---- Records provided
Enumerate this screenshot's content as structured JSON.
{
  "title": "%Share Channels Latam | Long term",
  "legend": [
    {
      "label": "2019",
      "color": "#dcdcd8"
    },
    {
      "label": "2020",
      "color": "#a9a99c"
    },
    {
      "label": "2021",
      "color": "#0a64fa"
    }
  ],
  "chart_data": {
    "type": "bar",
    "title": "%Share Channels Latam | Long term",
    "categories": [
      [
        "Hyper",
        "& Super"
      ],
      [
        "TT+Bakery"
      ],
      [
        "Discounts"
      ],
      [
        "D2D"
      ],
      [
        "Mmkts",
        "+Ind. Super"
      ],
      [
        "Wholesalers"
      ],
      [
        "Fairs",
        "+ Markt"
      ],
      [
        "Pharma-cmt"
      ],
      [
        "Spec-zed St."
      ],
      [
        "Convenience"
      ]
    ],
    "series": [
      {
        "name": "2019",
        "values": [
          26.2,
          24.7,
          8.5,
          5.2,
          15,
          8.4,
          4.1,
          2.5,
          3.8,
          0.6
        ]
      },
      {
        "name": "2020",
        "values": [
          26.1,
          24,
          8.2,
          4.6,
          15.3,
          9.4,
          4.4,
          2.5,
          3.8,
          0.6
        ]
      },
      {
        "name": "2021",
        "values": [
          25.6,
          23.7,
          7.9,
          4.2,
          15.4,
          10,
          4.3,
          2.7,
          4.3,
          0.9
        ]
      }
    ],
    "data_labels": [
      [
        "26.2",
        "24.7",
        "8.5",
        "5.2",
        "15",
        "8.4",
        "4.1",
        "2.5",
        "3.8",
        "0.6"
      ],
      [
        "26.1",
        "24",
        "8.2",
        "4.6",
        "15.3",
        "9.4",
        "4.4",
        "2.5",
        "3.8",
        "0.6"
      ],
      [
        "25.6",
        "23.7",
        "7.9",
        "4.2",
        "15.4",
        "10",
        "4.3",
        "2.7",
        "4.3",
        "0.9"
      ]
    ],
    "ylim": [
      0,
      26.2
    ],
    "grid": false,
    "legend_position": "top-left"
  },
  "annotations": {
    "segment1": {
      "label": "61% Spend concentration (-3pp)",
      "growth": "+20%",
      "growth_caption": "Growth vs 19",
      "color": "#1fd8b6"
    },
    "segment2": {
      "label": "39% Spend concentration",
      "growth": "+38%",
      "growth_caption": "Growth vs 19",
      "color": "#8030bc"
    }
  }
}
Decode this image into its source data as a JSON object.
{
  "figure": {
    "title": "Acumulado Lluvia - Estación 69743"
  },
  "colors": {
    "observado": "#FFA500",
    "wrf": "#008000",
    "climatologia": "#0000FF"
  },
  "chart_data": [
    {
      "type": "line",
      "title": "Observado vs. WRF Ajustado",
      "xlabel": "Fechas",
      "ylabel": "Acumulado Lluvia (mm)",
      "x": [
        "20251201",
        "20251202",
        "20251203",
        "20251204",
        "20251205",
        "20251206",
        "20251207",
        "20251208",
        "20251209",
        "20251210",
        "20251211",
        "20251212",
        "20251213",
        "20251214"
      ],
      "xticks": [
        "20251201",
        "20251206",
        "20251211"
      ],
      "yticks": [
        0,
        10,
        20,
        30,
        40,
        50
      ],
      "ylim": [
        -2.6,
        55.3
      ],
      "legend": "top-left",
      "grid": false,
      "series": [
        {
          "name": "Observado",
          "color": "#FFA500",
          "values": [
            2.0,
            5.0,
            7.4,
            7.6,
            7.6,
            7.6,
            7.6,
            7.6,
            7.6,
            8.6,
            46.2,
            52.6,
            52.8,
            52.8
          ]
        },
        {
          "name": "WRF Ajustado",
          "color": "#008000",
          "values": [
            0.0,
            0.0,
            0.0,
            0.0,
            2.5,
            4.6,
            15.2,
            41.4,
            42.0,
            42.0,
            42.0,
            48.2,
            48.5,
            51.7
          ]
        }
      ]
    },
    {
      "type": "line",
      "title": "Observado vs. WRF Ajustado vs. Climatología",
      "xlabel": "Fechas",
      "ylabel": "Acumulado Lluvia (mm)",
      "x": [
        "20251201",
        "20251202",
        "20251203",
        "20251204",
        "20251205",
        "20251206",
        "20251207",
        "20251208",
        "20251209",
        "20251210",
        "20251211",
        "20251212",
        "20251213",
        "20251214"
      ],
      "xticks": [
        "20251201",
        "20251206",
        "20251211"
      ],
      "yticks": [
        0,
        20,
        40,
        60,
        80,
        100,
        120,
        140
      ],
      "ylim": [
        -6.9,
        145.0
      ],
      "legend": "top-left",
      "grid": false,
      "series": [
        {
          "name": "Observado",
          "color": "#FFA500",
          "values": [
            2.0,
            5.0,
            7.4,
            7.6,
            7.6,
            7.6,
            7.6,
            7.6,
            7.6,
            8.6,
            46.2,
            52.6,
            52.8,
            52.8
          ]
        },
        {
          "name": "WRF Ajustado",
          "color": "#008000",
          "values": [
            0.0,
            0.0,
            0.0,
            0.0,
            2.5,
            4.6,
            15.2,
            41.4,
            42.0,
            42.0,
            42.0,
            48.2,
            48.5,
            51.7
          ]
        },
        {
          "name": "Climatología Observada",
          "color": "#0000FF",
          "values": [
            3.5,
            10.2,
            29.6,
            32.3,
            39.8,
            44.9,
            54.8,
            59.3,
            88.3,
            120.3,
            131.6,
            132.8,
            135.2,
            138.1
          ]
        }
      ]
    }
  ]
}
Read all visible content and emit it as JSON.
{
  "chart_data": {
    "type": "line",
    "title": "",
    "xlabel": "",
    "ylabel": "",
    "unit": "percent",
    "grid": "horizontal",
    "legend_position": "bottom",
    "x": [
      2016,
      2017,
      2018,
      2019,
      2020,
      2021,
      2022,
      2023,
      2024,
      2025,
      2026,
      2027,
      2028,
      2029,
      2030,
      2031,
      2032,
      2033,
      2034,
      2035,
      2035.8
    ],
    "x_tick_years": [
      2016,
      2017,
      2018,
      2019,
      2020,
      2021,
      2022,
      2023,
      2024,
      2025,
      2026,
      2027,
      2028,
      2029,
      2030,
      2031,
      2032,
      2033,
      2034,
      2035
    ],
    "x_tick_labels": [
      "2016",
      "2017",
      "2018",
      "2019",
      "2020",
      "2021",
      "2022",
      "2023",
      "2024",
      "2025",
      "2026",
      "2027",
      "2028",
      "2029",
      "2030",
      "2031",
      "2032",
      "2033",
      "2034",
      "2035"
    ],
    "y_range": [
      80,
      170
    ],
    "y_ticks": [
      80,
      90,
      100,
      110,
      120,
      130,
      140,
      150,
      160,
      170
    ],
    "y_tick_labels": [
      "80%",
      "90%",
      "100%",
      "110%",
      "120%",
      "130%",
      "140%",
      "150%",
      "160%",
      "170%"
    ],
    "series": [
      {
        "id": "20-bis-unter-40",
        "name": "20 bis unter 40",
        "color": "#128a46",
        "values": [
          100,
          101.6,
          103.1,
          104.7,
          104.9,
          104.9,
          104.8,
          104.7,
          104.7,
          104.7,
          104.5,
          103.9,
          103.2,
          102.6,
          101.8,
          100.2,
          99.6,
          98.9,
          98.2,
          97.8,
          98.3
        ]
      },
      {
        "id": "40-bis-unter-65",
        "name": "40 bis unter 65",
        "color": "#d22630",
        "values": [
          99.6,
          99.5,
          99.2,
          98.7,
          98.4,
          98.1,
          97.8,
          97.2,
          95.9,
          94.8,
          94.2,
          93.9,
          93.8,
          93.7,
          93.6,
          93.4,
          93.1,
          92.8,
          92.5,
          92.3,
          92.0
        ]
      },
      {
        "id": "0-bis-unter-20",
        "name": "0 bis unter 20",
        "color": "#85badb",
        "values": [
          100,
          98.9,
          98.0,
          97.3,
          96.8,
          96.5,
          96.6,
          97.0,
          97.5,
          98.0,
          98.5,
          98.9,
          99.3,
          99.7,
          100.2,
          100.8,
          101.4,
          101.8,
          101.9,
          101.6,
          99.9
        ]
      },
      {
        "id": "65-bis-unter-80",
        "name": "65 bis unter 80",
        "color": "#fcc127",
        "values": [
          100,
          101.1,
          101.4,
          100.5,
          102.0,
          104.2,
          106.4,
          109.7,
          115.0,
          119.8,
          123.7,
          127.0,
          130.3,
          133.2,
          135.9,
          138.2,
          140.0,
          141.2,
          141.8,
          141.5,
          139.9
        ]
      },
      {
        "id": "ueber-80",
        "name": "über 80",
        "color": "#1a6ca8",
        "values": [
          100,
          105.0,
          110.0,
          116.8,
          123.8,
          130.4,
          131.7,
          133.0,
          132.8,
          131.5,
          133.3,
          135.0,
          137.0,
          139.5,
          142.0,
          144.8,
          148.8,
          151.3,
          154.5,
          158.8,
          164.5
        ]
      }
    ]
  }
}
--------
▶ _What to produce_: Show, from the listing above, each line that contains the word "this".

▶ _Written response_:
Enumerate this screenshot's content as structured JSON.
Decode this image into its source data as a JSON object.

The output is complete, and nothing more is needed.